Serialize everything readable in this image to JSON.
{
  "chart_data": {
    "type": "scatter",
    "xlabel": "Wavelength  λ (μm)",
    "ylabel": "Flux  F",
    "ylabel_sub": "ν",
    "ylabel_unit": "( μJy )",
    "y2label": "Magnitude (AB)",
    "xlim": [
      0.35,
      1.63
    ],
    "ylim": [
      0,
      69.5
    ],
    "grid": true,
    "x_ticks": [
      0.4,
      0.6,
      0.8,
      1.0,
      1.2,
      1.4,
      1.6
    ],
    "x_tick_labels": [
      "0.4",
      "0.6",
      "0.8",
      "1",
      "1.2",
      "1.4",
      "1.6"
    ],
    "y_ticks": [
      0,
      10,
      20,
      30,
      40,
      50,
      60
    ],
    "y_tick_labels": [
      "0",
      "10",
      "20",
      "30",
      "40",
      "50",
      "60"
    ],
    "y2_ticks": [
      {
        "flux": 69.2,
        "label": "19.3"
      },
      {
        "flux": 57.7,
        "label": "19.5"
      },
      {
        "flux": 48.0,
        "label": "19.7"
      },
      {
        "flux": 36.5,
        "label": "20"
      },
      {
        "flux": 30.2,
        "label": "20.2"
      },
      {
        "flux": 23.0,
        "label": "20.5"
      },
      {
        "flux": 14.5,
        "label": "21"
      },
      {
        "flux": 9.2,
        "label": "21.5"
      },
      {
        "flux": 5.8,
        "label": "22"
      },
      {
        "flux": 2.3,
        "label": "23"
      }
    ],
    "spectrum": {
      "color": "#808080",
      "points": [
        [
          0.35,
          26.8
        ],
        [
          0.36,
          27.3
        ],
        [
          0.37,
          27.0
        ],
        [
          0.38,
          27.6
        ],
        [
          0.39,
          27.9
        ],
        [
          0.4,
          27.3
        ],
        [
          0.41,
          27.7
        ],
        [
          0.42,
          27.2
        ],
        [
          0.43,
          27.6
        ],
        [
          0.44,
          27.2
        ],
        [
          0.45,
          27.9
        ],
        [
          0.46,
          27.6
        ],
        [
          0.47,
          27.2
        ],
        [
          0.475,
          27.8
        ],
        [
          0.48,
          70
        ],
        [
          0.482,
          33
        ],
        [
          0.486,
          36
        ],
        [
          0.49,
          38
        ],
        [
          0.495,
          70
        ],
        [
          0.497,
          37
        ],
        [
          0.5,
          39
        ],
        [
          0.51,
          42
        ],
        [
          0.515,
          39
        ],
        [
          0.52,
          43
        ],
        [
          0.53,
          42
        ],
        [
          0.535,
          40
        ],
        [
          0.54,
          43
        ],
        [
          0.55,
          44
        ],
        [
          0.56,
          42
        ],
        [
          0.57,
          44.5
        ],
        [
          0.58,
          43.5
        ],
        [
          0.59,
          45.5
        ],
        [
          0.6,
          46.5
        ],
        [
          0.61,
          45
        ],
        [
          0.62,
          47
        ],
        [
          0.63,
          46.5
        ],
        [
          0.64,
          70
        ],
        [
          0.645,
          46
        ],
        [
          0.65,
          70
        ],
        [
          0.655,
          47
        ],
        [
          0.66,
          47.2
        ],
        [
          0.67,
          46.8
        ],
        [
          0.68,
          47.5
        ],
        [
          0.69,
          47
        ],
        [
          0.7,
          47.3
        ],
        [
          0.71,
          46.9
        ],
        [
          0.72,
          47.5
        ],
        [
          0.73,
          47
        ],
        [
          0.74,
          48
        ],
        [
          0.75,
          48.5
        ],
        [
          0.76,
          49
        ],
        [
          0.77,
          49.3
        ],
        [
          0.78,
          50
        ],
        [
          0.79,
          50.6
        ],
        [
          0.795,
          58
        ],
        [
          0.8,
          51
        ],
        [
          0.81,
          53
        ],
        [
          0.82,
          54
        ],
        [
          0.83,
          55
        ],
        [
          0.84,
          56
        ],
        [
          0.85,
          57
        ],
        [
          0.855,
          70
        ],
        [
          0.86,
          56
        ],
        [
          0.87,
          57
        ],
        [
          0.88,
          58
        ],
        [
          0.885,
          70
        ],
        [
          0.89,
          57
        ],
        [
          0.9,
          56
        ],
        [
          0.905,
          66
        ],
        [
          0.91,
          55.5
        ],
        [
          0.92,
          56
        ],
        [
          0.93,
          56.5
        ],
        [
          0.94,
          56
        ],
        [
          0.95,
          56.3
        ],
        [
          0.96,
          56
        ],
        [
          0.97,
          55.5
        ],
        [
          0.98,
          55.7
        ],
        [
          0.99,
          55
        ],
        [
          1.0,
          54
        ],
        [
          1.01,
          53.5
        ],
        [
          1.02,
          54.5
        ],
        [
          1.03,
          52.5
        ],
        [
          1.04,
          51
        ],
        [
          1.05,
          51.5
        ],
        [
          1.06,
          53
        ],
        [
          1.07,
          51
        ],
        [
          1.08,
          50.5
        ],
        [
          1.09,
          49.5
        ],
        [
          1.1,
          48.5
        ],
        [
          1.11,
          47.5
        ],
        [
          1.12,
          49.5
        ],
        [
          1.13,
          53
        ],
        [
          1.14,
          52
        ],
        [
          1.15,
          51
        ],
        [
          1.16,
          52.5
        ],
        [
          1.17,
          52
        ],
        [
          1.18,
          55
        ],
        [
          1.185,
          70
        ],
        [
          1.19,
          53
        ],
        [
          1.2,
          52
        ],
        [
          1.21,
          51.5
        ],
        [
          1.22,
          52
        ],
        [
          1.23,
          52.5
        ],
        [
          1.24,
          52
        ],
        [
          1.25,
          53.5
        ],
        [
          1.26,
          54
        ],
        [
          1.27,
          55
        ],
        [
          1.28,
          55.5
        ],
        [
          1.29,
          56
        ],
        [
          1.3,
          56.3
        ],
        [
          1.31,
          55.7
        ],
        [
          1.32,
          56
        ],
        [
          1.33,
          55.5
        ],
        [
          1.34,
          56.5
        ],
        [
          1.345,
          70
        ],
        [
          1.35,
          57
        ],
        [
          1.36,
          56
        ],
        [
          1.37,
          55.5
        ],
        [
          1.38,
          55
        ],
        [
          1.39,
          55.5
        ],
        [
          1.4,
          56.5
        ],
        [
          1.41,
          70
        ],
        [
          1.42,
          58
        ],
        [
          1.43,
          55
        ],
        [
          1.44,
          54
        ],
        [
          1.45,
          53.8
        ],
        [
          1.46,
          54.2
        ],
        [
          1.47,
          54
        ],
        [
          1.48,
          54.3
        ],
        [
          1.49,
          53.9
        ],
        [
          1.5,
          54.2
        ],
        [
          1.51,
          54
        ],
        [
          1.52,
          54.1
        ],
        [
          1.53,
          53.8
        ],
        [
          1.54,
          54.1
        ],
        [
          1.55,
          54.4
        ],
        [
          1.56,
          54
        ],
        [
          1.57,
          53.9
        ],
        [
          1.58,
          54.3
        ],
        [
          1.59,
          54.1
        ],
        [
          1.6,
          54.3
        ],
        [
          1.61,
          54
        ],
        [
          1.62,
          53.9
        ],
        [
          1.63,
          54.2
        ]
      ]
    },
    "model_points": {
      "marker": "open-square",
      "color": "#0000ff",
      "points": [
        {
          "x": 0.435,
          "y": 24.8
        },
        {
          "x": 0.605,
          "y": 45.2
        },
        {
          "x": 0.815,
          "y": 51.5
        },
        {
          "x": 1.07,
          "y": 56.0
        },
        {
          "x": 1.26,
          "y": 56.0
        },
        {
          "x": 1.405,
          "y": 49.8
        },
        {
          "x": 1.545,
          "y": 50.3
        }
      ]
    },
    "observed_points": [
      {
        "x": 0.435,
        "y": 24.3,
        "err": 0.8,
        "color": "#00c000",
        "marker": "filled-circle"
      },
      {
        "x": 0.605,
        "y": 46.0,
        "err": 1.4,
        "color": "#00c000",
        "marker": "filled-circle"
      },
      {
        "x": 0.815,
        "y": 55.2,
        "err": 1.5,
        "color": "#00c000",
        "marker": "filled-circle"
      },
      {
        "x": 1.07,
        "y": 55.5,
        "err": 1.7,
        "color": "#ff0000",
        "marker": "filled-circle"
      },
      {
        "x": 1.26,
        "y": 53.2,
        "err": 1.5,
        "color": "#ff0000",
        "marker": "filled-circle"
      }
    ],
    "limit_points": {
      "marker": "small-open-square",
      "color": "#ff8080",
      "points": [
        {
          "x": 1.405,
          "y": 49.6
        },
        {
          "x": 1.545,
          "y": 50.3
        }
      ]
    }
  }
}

☆ ☆ ☆

Written request => Where a line above contains the word "square", copy that line.

Response to the exercise =>
      "marker": "open-square",
      "marker": "small-open-square",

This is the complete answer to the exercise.